● Testo di partenza
○ ○ ○ ○ ○ ○ ○

Quale PIL per la cultura

La ricchezza generata dal settore dipende non solo dai risultati economici diretti, ma anche e soprattutto dalla ricchezza attivata intorno, insieme e a partire dal patrimonio culturale.

Lo scorso 7 ottobre sono stati resi pubblici i risultati di due ricerche che affrontano il tema del rapporto fra patrimonio culturale e ricchezza generata: la seconda edizione del Cultural and Creative cities monitor, pubblicato dal Joint Research Centre (JRC) dell’UE, che confronta 190 città in 30 paesi europei [1], e la ricerca Boston Consulting Group sui musei autonomi nazionali, sui loro risultati e il loro impatto nei primi anni dalla loro istituzione dopo la riforma Franceschini del 2014 [2]. Il messaggio sintetico che è arrivato all’opinione pubblica dai due studi è che i musei statali producono l’1,6% di PIL. Qualche settimana prima, a Matera, Confindustria ha organizzato un convegno dal titolo: «Cultura, comunità, impresa: i valori dell’Europa» [3]. Tre appuntamenti diversi, tutti importanti e autorevoli, oggetti di indagine diversi, metodi e livello di disclosure molto differenti, ma con alcuni punti in comune sui quali riflettere:

  • appare sdoganata l’idea che il patrimonio culturale sia portatore di ricchezza anche economica. Le organizzazioni culturali contribuiscono, come tutti gli altri soggetti, al PIL;
  • le organizzazioni culturali fanno proprio il linguaggio dell’economia; 
  • la possibilità che questa ricchezza anche economica si crei dipende non solo dai risultati economici diretti, ma anche e soprattutto dalla ricchezza attivata intorno, insieme e a partire dal patrimonio culturale. La misura della ricchezza generata dalla cultura è multidimensionale;
  • è legittimo aspettarsi che, come per altri comparti, il mondo dell’economia guardi alle organizzazioni culturali come possibile area di investimento.

○ ○ ○ ○ ○ ○ ○

● Estratti dei dati
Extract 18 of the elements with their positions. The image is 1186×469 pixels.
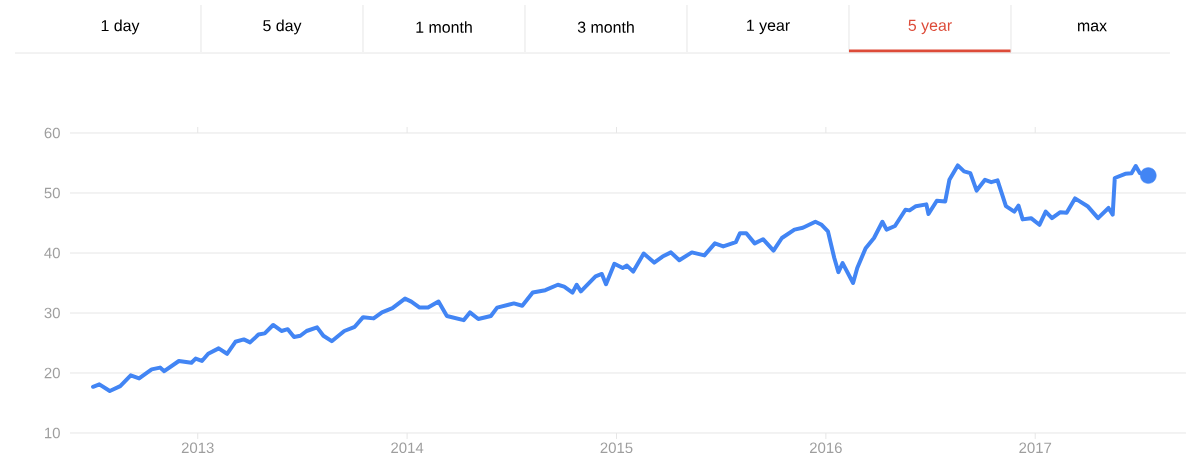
text: 5 day — [263, 19, 302, 35]
text: 3 month — [577, 21, 634, 33]
y-tick-label: 10 — [45, 427, 60, 439]
text: 1 year — [747, 19, 790, 35]
text: 1 month — [416, 21, 472, 33]
x-tick-label: 2014 — [391, 442, 424, 454]
text: max — [1078, 22, 1107, 32]
text: 1 day — [101, 19, 140, 35]
x-tick-label: 2013 — [181, 442, 214, 454]
y-tick-label: 40 — [44, 247, 60, 259]
x-tick-label: 2016 — [809, 442, 842, 454]
x-tick-label: 2017 — [1019, 442, 1052, 454]
y-tick-label: 20 — [44, 367, 60, 379]
x-tick-label: 2015 — [600, 442, 633, 454]
y-tick-label: 60 — [44, 127, 60, 139]
y-tick-label: 50 — [44, 187, 60, 199]
y-tick-label: 30 — [44, 307, 60, 319]
text: 5 year — [908, 19, 952, 35]
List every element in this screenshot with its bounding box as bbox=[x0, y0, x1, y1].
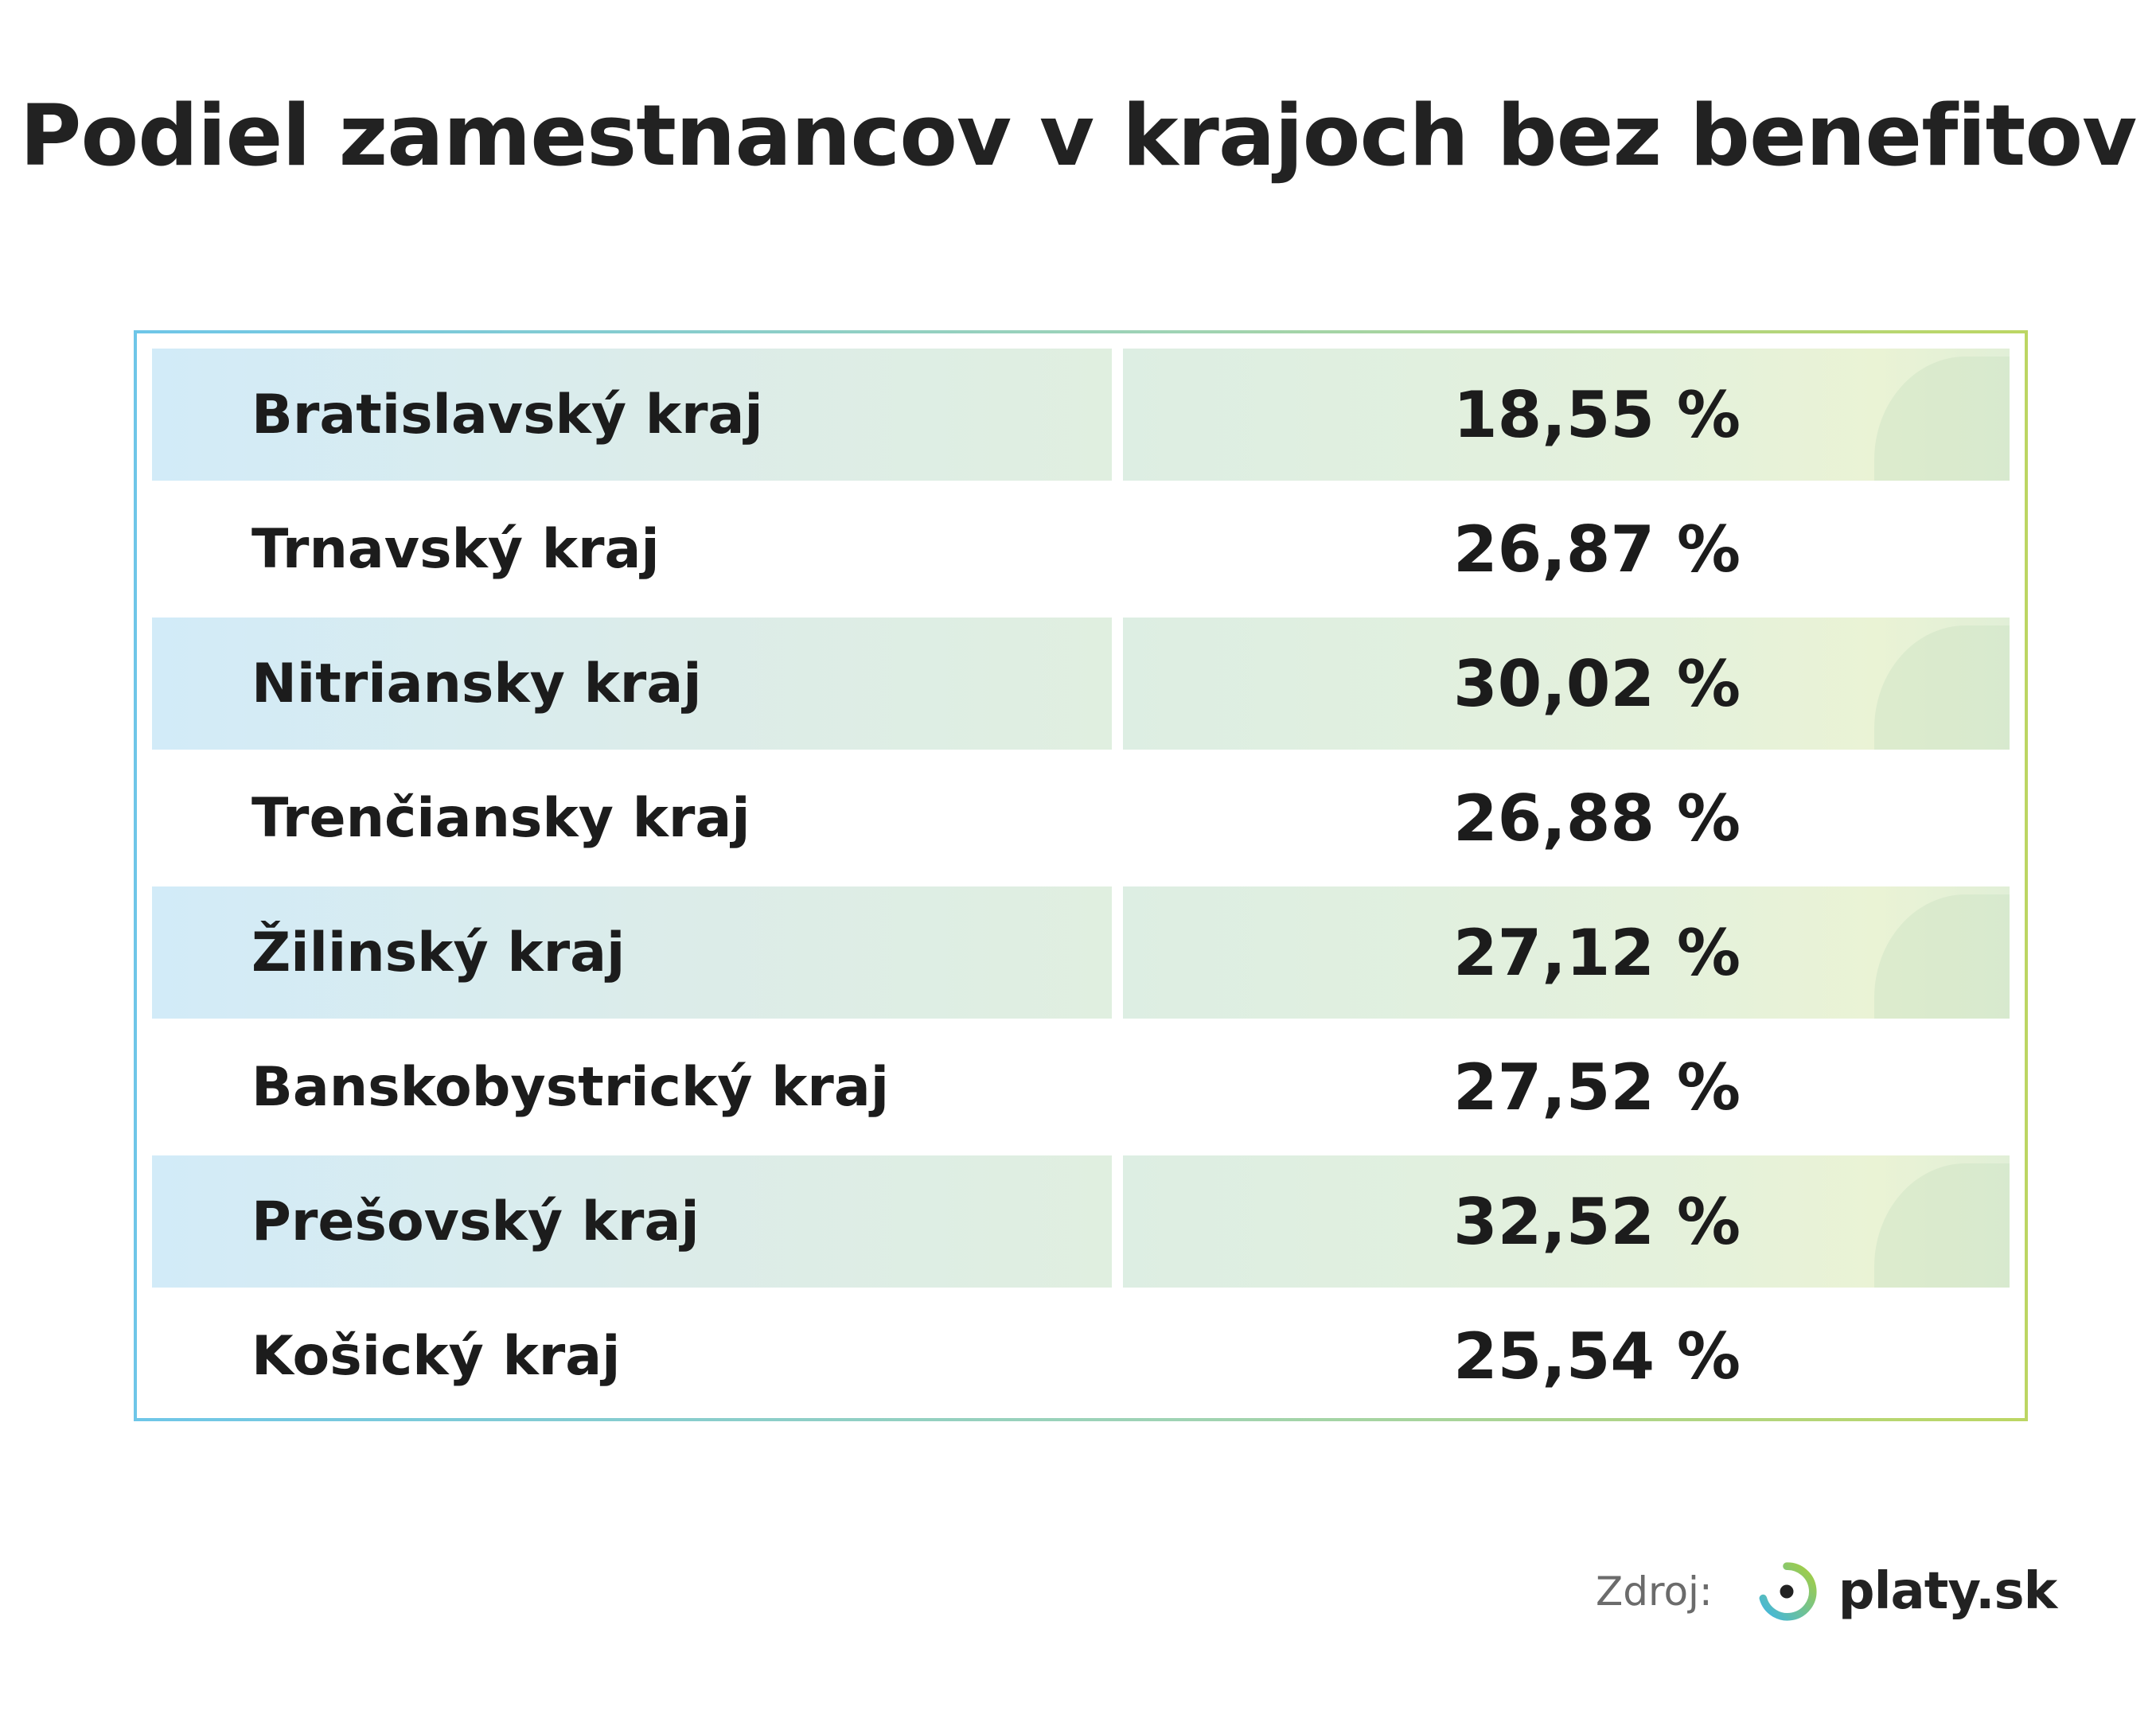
table-row: Trnavský kraj 26,87 % bbox=[152, 483, 2010, 615]
region-label: Košický kraj bbox=[251, 1324, 621, 1388]
source-footer: Zdroj: platy.sk bbox=[1596, 1548, 2057, 1635]
value-label: 32,52 % bbox=[1453, 1184, 1741, 1259]
table-row: Žilinský kraj 27,12 % bbox=[152, 886, 2010, 1019]
region-cell: Žilinský kraj bbox=[152, 886, 1112, 1019]
table-row: Bratislavský kraj 18,55 % bbox=[152, 349, 2010, 481]
value-cell: 26,88 % bbox=[1123, 752, 2010, 884]
region-cell: Nitriansky kraj bbox=[152, 618, 1112, 750]
value-label: 26,87 % bbox=[1453, 512, 1741, 586]
value-cell: 18,55 % bbox=[1123, 349, 2010, 481]
value-label: 27,12 % bbox=[1453, 915, 1741, 990]
source-label: Zdroj: bbox=[1596, 1568, 1713, 1615]
value-label: 25,54 % bbox=[1453, 1319, 1741, 1393]
region-label: Prešovský kraj bbox=[251, 1190, 700, 1253]
table-row: Košický kraj 25,54 % bbox=[152, 1290, 2010, 1422]
value-cell: 30,02 % bbox=[1123, 618, 2010, 750]
value-cell: 27,52 % bbox=[1123, 1021, 2010, 1153]
chart-title: Podiel zamestnancov v krajoch bez benefi… bbox=[19, 87, 2137, 185]
value-cell: 27,12 % bbox=[1123, 886, 2010, 1019]
region-cell: Trnavský kraj bbox=[152, 483, 1112, 615]
value-cell: 32,52 % bbox=[1123, 1155, 2010, 1288]
region-cell: Bratislavský kraj bbox=[152, 349, 1112, 481]
table-row: Prešovský kraj 32,52 % bbox=[152, 1155, 2010, 1288]
table-row: Nitriansky kraj 30,02 % bbox=[152, 618, 2010, 750]
table-row: Banskobystrický kraj 27,52 % bbox=[152, 1021, 2010, 1153]
value-label: 26,88 % bbox=[1453, 781, 1741, 855]
region-label: Trenčiansky kraj bbox=[251, 786, 751, 850]
region-label: Banskobystrický kraj bbox=[251, 1055, 890, 1119]
value-label: 27,52 % bbox=[1453, 1050, 1741, 1124]
platy-logo-text[interactable]: platy.sk bbox=[1838, 1562, 2057, 1621]
region-cell: Banskobystrický kraj bbox=[152, 1021, 1112, 1153]
data-table: Bratislavský kraj 18,55 % Trnavský kraj 26,… bbox=[134, 330, 2028, 1421]
region-label: Nitriansky kraj bbox=[251, 652, 702, 715]
platy-logo-icon bbox=[1759, 1562, 1817, 1621]
region-cell: Prešovský kraj bbox=[152, 1155, 1112, 1288]
value-label: 18,55 % bbox=[1453, 377, 1741, 452]
region-cell: Trenčiansky kraj bbox=[152, 752, 1112, 884]
region-label: Žilinský kraj bbox=[251, 921, 626, 984]
region-label: Trnavský kraj bbox=[251, 517, 660, 581]
value-cell: 26,87 % bbox=[1123, 483, 2010, 615]
region-cell: Košický kraj bbox=[152, 1290, 1112, 1422]
table-row: Trenčiansky kraj 26,88 % bbox=[152, 752, 2010, 884]
value-label: 30,02 % bbox=[1453, 646, 1741, 721]
value-cell: 25,54 % bbox=[1123, 1290, 2010, 1422]
region-label: Bratislavský kraj bbox=[251, 383, 763, 446]
table-body: Bratislavský kraj 18,55 % Trnavský kraj 26,… bbox=[137, 333, 2025, 1418]
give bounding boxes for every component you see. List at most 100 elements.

○ ○ ○ ○ ○ ○ ○

● Cosa fare
1. Secondo il testo sul PIL della cultura, quante città e quanti paesi europei confronta la seconda edizione del Cultural and Creative cities monitor?
2. Individua nell'elenco ogni riga che contiene la parola "year" e trascrivila, distinguendo tra maiuscole e minuscole.

● Le risposte
1. Confronta 190 città in 30 paesi europei.

2.
text: 1 year — [747, 19, 790, 35]
text: 5 year — [908, 19, 952, 35]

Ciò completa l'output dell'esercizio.